++++ DATASET ENTRIES
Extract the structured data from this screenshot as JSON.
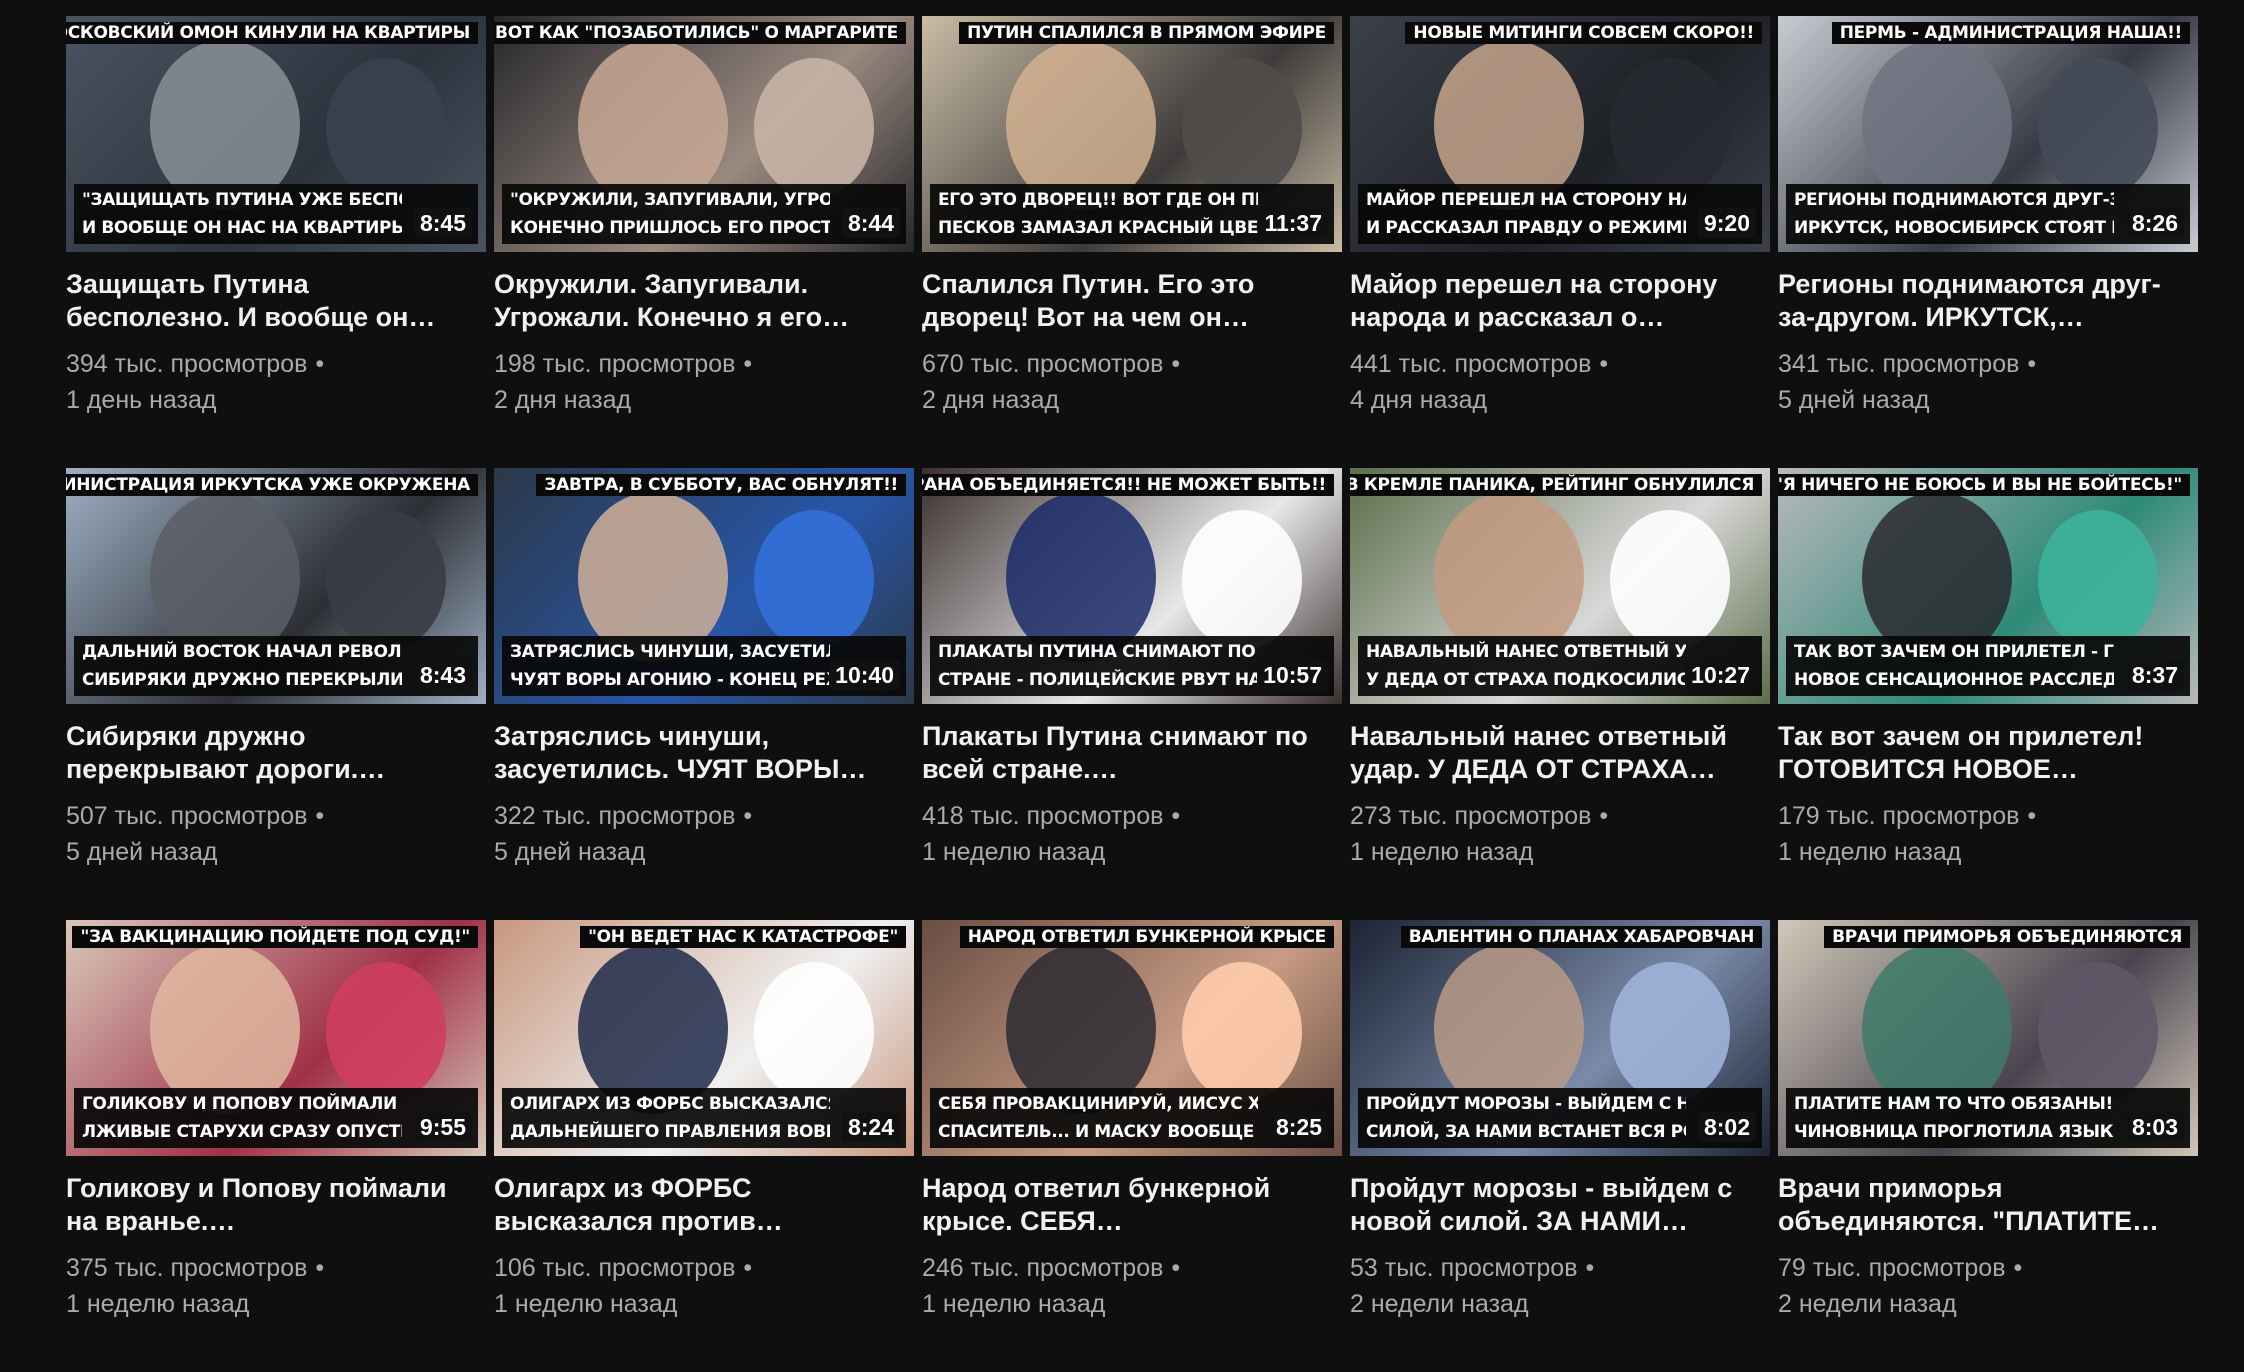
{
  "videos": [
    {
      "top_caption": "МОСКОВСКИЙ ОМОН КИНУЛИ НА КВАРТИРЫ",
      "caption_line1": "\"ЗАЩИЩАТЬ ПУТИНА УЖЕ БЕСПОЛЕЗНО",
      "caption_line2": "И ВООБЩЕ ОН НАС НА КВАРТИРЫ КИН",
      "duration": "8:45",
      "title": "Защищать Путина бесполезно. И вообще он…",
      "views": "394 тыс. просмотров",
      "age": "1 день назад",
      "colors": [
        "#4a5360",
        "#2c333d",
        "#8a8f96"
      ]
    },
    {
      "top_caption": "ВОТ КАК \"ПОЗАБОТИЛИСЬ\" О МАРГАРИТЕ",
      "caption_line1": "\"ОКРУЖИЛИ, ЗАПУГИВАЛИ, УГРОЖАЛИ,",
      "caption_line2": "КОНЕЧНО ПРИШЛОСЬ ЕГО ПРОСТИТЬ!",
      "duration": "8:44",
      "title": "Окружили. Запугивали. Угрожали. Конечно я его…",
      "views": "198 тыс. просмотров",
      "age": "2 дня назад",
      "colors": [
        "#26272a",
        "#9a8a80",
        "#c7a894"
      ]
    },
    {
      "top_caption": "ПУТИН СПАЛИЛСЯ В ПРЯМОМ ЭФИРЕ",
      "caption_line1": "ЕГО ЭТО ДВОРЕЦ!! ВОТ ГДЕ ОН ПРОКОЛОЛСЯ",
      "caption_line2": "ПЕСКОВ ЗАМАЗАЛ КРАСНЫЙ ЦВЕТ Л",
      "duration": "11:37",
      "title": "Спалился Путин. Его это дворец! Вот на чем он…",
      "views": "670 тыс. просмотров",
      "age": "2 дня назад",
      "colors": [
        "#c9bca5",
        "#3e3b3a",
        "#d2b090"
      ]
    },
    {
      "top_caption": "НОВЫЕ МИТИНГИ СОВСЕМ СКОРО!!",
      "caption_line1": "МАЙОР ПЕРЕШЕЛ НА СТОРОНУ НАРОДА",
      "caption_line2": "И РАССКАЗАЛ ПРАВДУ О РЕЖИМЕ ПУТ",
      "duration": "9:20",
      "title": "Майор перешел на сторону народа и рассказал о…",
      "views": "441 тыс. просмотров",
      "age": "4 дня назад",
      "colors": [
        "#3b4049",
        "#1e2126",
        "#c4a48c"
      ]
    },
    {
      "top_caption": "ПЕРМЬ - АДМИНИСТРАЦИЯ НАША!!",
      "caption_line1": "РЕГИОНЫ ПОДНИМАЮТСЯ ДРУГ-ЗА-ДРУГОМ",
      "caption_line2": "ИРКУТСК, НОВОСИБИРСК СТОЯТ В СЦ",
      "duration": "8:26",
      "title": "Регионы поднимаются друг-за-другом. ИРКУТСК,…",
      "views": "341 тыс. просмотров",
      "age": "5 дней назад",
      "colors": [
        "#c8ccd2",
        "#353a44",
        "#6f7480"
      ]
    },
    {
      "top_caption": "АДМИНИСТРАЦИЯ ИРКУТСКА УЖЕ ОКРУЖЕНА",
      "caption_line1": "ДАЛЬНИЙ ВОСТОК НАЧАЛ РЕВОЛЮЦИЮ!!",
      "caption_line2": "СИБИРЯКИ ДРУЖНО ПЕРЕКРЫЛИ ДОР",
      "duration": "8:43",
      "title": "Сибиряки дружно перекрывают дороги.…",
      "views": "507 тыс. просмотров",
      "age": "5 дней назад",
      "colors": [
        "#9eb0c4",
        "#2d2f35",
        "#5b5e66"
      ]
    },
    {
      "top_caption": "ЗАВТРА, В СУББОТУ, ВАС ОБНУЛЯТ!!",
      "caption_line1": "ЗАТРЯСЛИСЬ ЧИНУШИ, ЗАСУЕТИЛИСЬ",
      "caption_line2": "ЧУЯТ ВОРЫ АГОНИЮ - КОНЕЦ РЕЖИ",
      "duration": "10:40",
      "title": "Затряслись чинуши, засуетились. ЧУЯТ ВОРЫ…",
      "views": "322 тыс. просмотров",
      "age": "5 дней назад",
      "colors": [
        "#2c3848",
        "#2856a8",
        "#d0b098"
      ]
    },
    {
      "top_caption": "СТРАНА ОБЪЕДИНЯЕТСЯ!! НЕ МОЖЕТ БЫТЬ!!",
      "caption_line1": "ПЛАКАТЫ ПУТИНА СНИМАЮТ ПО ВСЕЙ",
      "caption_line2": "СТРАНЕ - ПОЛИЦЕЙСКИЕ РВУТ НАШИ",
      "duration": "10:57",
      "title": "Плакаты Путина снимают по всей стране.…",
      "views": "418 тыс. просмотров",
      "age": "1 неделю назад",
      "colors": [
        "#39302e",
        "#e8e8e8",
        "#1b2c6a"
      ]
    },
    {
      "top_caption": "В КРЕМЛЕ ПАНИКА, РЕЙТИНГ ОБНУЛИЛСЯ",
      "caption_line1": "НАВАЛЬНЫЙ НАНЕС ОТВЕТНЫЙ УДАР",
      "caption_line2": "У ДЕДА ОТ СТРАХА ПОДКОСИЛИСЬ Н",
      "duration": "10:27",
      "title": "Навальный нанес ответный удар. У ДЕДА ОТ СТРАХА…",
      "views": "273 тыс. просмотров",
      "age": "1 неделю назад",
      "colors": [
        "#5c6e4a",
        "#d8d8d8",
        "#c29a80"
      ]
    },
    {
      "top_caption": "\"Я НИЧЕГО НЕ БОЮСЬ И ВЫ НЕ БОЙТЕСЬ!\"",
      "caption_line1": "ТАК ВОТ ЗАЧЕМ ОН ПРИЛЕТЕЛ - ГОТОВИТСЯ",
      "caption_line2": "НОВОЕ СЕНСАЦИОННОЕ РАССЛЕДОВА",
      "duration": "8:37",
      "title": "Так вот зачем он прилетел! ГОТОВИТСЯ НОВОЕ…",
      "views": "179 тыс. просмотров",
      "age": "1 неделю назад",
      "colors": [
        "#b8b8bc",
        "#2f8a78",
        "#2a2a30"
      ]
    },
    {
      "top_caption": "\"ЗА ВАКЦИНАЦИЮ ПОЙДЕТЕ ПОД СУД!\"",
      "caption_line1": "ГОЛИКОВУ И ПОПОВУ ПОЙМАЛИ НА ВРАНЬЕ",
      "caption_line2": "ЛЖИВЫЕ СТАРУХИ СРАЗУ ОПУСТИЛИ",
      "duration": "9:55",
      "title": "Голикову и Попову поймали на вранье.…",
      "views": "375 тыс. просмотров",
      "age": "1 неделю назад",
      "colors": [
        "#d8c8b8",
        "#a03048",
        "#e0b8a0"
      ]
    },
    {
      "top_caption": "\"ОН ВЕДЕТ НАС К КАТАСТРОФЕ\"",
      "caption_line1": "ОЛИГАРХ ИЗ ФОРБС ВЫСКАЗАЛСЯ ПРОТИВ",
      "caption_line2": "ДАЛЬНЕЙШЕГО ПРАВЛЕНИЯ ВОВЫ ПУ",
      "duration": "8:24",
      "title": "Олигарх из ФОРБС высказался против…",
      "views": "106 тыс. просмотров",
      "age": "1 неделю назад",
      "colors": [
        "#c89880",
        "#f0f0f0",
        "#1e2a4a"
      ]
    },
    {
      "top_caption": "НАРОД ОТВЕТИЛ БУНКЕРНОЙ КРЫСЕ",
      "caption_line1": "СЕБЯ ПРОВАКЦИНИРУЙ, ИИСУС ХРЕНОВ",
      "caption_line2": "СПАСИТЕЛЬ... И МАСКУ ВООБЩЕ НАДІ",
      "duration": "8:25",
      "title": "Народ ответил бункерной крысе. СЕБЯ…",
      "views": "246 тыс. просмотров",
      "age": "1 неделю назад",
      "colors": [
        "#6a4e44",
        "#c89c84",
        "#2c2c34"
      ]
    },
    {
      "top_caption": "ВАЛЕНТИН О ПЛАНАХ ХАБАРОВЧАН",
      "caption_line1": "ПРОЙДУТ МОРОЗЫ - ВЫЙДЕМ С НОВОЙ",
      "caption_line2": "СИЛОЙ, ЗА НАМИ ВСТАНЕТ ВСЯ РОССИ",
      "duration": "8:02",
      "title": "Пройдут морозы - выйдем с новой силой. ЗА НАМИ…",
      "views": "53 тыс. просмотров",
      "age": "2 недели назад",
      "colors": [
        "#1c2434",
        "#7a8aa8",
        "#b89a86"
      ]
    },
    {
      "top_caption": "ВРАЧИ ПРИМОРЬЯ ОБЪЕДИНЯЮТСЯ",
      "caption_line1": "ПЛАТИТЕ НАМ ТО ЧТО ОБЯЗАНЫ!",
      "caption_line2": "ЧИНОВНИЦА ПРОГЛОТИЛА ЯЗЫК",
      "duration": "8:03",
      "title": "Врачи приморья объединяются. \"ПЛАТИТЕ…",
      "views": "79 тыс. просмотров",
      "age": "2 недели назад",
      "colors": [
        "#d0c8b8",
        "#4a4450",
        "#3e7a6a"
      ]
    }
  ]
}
++++++++
▸ **INSTRUCTION**
Working from the entries above, return all lines that contain "ДЕДА".

▸ **RESULT FOR THIS EXERCISE**
      "caption_line2": "У ДЕДА ОТ СТРАХА ПОДКОСИЛИСЬ Н",
      "title": "Навальный нанес ответный удар. У ДЕДА ОТ СТРАХА…",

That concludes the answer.